Stated problem
Only lines holding the string "JSON" are wanted; copy each one from the material.

Exercise data
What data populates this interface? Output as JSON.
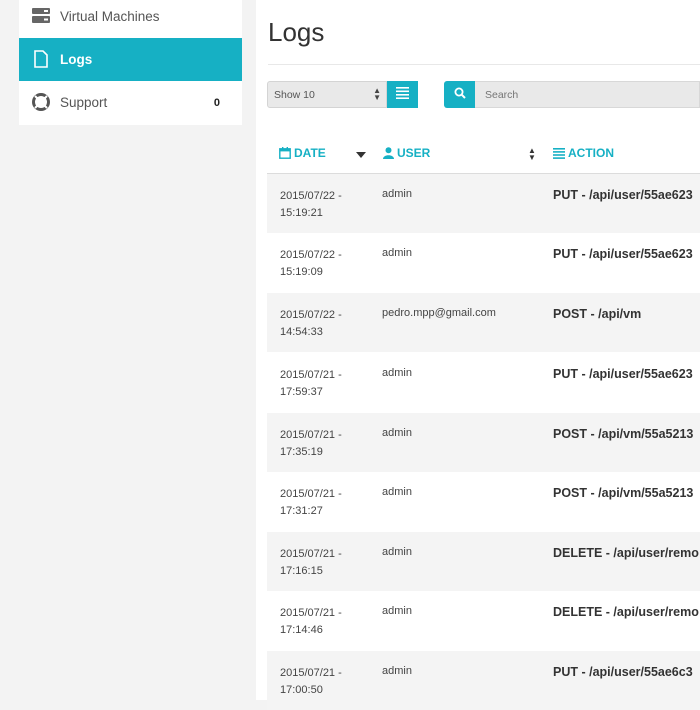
{
  "sidebar": {
    "items": [
      {
        "label": "Virtual Machines",
        "icon": "server-icon"
      },
      {
        "label": "Logs",
        "icon": "document-icon"
      },
      {
        "label": "Support",
        "icon": "lifebuoy-icon",
        "badge": "0"
      }
    ]
  },
  "page": {
    "title": "Logs"
  },
  "toolbar": {
    "show_select": "Show 10",
    "search_placeholder": "Search"
  },
  "table": {
    "headers": {
      "date": "DATE",
      "user": "USER",
      "action": "ACTION"
    },
    "rows": [
      {
        "date1": "2015/07/22 -",
        "date2": "15:19:21",
        "user": "admin",
        "action": "PUT - /api/user/55ae623"
      },
      {
        "date1": "2015/07/22 -",
        "date2": "15:19:09",
        "user": "admin",
        "action": "PUT - /api/user/55ae623"
      },
      {
        "date1": "2015/07/22 -",
        "date2": "14:54:33",
        "user": "pedro.mpp@gmail.com",
        "action": "POST - /api/vm"
      },
      {
        "date1": "2015/07/21 -",
        "date2": "17:59:37",
        "user": "admin",
        "action": "PUT - /api/user/55ae623"
      },
      {
        "date1": "2015/07/21 -",
        "date2": "17:35:19",
        "user": "admin",
        "action": "POST - /api/vm/55a5213"
      },
      {
        "date1": "2015/07/21 -",
        "date2": "17:31:27",
        "user": "admin",
        "action": "POST - /api/vm/55a5213"
      },
      {
        "date1": "2015/07/21 -",
        "date2": "17:16:15",
        "user": "admin",
        "action": "DELETE - /api/user/remo"
      },
      {
        "date1": "2015/07/21 -",
        "date2": "17:14:46",
        "user": "admin",
        "action": "DELETE - /api/user/remo"
      },
      {
        "date1": "2015/07/21 -",
        "date2": "17:00:50",
        "user": "admin",
        "action": "PUT - /api/user/55ae6c3"
      }
    ]
  },
  "colors": {
    "accent": "#16b0c4"
  }
}
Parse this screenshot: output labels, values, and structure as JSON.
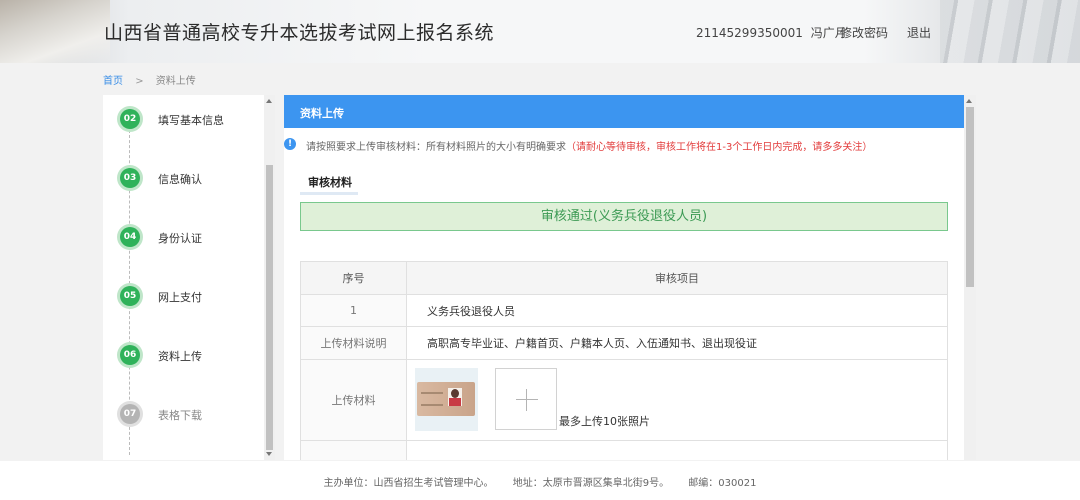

Complete answer
What data populates this interface? Output as JSON.
Parse this screenshot: output labels, values, and structure as JSON.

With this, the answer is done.